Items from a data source
= = =

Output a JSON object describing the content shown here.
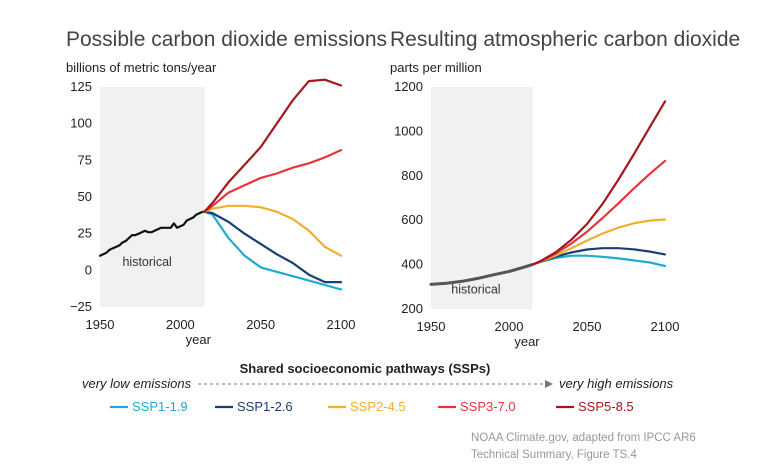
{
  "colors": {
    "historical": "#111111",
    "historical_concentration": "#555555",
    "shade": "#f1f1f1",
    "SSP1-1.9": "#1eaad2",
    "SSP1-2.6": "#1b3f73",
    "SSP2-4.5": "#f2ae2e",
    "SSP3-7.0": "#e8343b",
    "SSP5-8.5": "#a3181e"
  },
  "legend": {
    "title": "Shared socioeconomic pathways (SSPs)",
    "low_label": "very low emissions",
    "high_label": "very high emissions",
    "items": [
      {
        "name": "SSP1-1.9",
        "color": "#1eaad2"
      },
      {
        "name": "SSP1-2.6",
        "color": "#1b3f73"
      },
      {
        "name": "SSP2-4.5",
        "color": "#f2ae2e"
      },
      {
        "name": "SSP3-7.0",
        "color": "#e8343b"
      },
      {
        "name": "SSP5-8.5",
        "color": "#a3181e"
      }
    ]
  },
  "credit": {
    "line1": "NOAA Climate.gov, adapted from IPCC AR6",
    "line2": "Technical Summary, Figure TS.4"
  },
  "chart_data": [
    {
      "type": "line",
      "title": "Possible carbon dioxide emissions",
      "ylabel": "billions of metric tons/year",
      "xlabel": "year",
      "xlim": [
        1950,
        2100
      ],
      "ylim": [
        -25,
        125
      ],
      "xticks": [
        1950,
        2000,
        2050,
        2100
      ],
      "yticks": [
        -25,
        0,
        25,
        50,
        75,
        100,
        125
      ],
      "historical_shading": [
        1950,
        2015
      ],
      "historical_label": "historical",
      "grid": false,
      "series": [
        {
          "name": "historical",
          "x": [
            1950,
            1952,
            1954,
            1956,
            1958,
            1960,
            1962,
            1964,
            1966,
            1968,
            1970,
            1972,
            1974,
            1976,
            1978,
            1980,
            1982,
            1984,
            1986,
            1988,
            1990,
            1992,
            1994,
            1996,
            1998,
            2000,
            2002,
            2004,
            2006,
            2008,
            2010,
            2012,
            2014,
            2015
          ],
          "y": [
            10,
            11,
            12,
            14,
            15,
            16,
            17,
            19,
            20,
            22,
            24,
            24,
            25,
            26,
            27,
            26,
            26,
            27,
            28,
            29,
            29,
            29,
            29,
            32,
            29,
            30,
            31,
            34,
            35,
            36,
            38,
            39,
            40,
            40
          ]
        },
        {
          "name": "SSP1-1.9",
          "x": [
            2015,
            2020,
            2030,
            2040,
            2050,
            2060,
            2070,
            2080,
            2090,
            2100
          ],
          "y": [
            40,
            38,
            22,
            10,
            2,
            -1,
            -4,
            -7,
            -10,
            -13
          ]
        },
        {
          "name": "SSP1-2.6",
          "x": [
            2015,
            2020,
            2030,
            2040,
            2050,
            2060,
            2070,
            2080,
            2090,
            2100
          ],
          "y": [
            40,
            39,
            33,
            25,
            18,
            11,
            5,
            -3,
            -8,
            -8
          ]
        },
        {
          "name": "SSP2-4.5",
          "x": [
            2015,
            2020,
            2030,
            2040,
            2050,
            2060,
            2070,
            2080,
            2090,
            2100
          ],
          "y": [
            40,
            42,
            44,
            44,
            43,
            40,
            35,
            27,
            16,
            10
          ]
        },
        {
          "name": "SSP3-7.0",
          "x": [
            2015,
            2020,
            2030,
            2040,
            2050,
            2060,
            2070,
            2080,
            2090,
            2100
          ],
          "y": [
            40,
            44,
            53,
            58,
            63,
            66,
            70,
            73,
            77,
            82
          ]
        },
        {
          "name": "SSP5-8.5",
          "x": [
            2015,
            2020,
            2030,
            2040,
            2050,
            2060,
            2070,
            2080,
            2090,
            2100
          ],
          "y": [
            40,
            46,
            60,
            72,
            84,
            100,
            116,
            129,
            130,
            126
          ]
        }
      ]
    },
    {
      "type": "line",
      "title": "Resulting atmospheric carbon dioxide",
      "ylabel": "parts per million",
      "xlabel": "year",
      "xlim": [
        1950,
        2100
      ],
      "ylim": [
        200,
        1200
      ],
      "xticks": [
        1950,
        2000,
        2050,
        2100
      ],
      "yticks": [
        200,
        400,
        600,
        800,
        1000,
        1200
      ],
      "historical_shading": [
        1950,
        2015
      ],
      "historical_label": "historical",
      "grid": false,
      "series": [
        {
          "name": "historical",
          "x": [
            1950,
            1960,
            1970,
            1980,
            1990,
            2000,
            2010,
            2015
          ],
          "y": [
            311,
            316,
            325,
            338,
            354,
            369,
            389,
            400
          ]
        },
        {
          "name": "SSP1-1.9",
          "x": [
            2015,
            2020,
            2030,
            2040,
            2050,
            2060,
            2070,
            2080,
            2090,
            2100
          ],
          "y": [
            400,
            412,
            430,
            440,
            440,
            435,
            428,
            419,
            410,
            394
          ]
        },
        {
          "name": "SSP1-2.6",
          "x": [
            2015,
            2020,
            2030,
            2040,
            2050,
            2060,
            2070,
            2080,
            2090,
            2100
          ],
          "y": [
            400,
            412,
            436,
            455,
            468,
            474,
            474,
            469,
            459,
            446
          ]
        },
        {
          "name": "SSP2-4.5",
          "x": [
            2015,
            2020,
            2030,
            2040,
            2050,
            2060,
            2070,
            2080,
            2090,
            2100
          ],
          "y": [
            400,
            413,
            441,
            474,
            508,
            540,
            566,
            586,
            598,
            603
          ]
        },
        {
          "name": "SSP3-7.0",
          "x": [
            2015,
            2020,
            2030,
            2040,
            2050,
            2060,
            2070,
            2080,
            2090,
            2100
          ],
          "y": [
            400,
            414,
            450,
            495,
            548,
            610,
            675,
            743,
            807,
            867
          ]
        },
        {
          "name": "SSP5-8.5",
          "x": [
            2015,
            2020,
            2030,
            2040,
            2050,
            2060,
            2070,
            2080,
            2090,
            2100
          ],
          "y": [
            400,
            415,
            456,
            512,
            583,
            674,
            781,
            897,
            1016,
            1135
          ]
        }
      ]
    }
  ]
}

= = =

- _What is asked_: Give the entries again word for word, but skip the pictures.

- _Reply to the exercise_:
Output a JSON object describing the content shown here.
{
  "colors": {
    "historical": "#111111",
    "historical_concentration": "#555555",
    "shade": "#f1f1f1",
    "SSP1-1.9": "#1eaad2",
    "SSP1-2.6": "#1b3f73",
    "SSP2-4.5": "#f2ae2e",
    "SSP3-7.0": "#e8343b",
    "SSP5-8.5": "#a3181e"
  },
  "legend": {
    "title": "Shared socioeconomic pathways (SSPs)",
    "low_label": "very low emissions",
    "high_label": "very high emissions",
    "items": [
      {
        "name": "SSP1-1.9",
        "color": "#1eaad2"
      },
      {
        "name": "SSP1-2.6",
        "color": "#1b3f73"
      },
      {
        "name": "SSP2-4.5",
        "color": "#f2ae2e"
      },
      {
        "name": "SSP3-7.0",
        "color": "#e8343b"
      },
      {
        "name": "SSP5-8.5",
        "color": "#a3181e"
      }
    ]
  },
  "credit": {
    "line1": "NOAA Climate.gov, adapted from IPCC AR6",
    "line2": "Technical Summary, Figure TS.4"
  },
  "chart_data": [
    {
      "type": "line",
      "title": "Possible carbon dioxide emissions",
      "ylabel": "billions of metric tons/year",
      "xlabel": "year",
      "xlim": [
        1950,
        2100
      ],
      "ylim": [
        -25,
        125
      ],
      "xticks": [
        1950,
        2000,
        2050,
        2100
      ],
      "yticks": [
        -25,
        0,
        25,
        50,
        75,
        100,
        125
      ],
      "historical_shading": [
        1950,
        2015
      ],
      "historical_label": "historical",
      "grid": false,
      "series": [
        {
          "name": "historical",
          "x": [
            1950,
            1952,
            1954,
            1956,
            1958,
            1960,
            1962,
            1964,
            1966,
            1968,
            1970,
            1972,
            1974,
            1976,
            1978,
            1980,
            1982,
            1984,
            1986,
            1988,
            1990,
            1992,
            1994,
            1996,
            1998,
            2000,
            2002,
            2004,
            2006,
            2008,
            2010,
            2012,
            2014,
            2015
          ],
          "y": [
            10,
            11,
            12,
            14,
            15,
            16,
            17,
            19,
            20,
            22,
            24,
            24,
            25,
            26,
            27,
            26,
            26,
            27,
            28,
            29,
            29,
            29,
            29,
            32,
            29,
            30,
            31,
            34,
            35,
            36,
            38,
            39,
            40,
            40
          ]
        },
        {
          "name": "SSP1-1.9",
          "x": [
            2015,
            2020,
            2030,
            2040,
            2050,
            2060,
            2070,
            2080,
            2090,
            2100
          ],
          "y": [
            40,
            38,
            22,
            10,
            2,
            -1,
            -4,
            -7,
            -10,
            -13
          ]
        },
        {
          "name": "SSP1-2.6",
          "x": [
            2015,
            2020,
            2030,
            2040,
            2050,
            2060,
            2070,
            2080,
            2090,
            2100
          ],
          "y": [
            40,
            39,
            33,
            25,
            18,
            11,
            5,
            -3,
            -8,
            -8
          ]
        },
        {
          "name": "SSP2-4.5",
          "x": [
            2015,
            2020,
            2030,
            2040,
            2050,
            2060,
            2070,
            2080,
            2090,
            2100
          ],
          "y": [
            40,
            42,
            44,
            44,
            43,
            40,
            35,
            27,
            16,
            10
          ]
        },
        {
          "name": "SSP3-7.0",
          "x": [
            2015,
            2020,
            2030,
            2040,
            2050,
            2060,
            2070,
            2080,
            2090,
            2100
          ],
          "y": [
            40,
            44,
            53,
            58,
            63,
            66,
            70,
            73,
            77,
            82
          ]
        },
        {
          "name": "SSP5-8.5",
          "x": [
            2015,
            2020,
            2030,
            2040,
            2050,
            2060,
            2070,
            2080,
            2090,
            2100
          ],
          "y": [
            40,
            46,
            60,
            72,
            84,
            100,
            116,
            129,
            130,
            126
          ]
        }
      ]
    },
    {
      "type": "line",
      "title": "Resulting atmospheric carbon dioxide",
      "ylabel": "parts per million",
      "xlabel": "year",
      "xlim": [
        1950,
        2100
      ],
      "ylim": [
        200,
        1200
      ],
      "xticks": [
        1950,
        2000,
        2050,
        2100
      ],
      "yticks": [
        200,
        400,
        600,
        800,
        1000,
        1200
      ],
      "historical_shading": [
        1950,
        2015
      ],
      "historical_label": "historical",
      "grid": false,
      "series": [
        {
          "name": "historical",
          "x": [
            1950,
            1960,
            1970,
            1980,
            1990,
            2000,
            2010,
            2015
          ],
          "y": [
            311,
            316,
            325,
            338,
            354,
            369,
            389,
            400
          ]
        },
        {
          "name": "SSP1-1.9",
          "x": [
            2015,
            2020,
            2030,
            2040,
            2050,
            2060,
            2070,
            2080,
            2090,
            2100
          ],
          "y": [
            400,
            412,
            430,
            440,
            440,
            435,
            428,
            419,
            410,
            394
          ]
        },
        {
          "name": "SSP1-2.6",
          "x": [
            2015,
            2020,
            2030,
            2040,
            2050,
            2060,
            2070,
            2080,
            2090,
            2100
          ],
          "y": [
            400,
            412,
            436,
            455,
            468,
            474,
            474,
            469,
            459,
            446
          ]
        },
        {
          "name": "SSP2-4.5",
          "x": [
            2015,
            2020,
            2030,
            2040,
            2050,
            2060,
            2070,
            2080,
            2090,
            2100
          ],
          "y": [
            400,
            413,
            441,
            474,
            508,
            540,
            566,
            586,
            598,
            603
          ]
        },
        {
          "name": "SSP3-7.0",
          "x": [
            2015,
            2020,
            2030,
            2040,
            2050,
            2060,
            2070,
            2080,
            2090,
            2100
          ],
          "y": [
            400,
            414,
            450,
            495,
            548,
            610,
            675,
            743,
            807,
            867
          ]
        },
        {
          "name": "SSP5-8.5",
          "x": [
            2015,
            2020,
            2030,
            2040,
            2050,
            2060,
            2070,
            2080,
            2090,
            2100
          ],
          "y": [
            400,
            415,
            456,
            512,
            583,
            674,
            781,
            897,
            1016,
            1135
          ]
        }
      ]
    }
  ]
}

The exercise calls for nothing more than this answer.